:: EXCERPTED DATA ::

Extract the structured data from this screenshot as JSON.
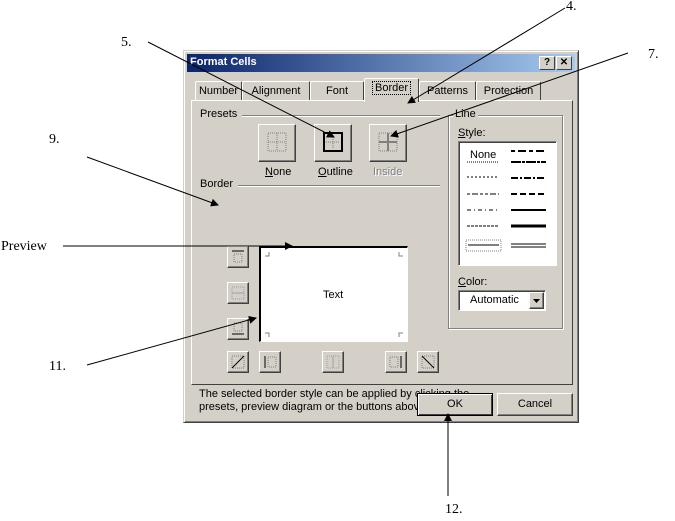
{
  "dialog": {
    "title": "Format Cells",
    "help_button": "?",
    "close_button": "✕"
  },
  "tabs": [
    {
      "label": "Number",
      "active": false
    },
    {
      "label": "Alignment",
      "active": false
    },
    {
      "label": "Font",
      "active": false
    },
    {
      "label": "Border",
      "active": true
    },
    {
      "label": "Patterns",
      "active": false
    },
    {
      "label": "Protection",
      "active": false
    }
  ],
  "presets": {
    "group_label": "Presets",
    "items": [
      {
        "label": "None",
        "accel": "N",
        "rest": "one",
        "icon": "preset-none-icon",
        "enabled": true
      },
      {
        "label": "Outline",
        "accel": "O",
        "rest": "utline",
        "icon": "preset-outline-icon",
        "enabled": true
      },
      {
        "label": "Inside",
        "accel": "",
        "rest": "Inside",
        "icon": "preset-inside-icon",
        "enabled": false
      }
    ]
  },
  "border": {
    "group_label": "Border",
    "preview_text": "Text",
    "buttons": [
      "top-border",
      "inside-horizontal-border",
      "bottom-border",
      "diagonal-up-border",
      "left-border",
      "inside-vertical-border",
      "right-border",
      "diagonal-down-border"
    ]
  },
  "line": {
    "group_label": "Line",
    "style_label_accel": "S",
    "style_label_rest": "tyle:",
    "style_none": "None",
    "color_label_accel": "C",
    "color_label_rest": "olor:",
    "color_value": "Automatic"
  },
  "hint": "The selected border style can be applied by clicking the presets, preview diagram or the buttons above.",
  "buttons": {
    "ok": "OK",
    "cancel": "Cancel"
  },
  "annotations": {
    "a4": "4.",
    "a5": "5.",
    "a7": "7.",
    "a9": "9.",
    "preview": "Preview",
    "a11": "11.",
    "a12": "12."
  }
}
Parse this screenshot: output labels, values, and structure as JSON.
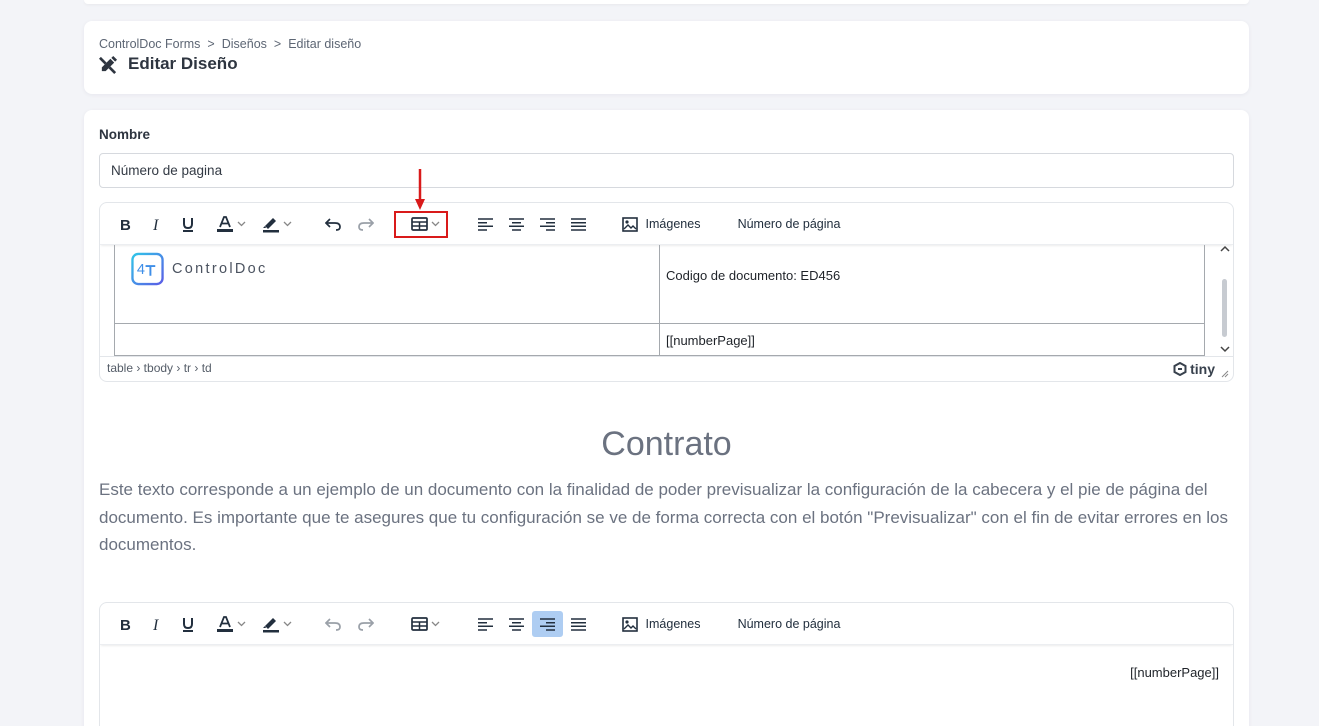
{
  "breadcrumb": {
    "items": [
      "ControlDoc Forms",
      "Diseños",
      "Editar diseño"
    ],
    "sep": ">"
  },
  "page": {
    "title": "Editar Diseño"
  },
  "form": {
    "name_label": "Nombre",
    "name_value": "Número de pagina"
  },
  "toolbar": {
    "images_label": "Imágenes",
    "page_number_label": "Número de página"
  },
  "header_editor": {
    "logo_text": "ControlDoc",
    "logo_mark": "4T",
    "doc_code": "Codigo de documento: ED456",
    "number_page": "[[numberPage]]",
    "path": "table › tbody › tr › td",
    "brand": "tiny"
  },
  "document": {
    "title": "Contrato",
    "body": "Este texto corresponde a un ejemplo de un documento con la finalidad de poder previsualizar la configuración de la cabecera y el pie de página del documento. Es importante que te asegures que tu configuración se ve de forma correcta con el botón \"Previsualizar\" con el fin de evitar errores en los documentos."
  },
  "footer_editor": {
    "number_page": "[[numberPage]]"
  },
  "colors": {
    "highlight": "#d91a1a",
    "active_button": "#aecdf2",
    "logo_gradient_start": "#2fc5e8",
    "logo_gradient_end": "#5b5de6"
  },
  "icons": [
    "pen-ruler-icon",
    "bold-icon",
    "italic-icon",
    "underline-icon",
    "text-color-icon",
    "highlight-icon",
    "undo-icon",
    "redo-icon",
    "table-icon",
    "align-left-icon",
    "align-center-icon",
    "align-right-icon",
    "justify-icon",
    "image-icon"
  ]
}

:::

▸ **TASK INSTRUCTIONS**:
Among the lines above, return those that contain the string "documento".

▸ **EXERCISE SOLUTION**:
    "doc_code": "Codigo de documento: ED456",
    "body": "Este texto corresponde a un ejemplo de un documento con la finalidad de poder previsualizar la configuración de la cabecera y el pie de página del documento. Es importante que te asegures que tu configuración se ve de forma correcta con el botón \"Previsualizar\" con el fin de evitar errores en los documentos."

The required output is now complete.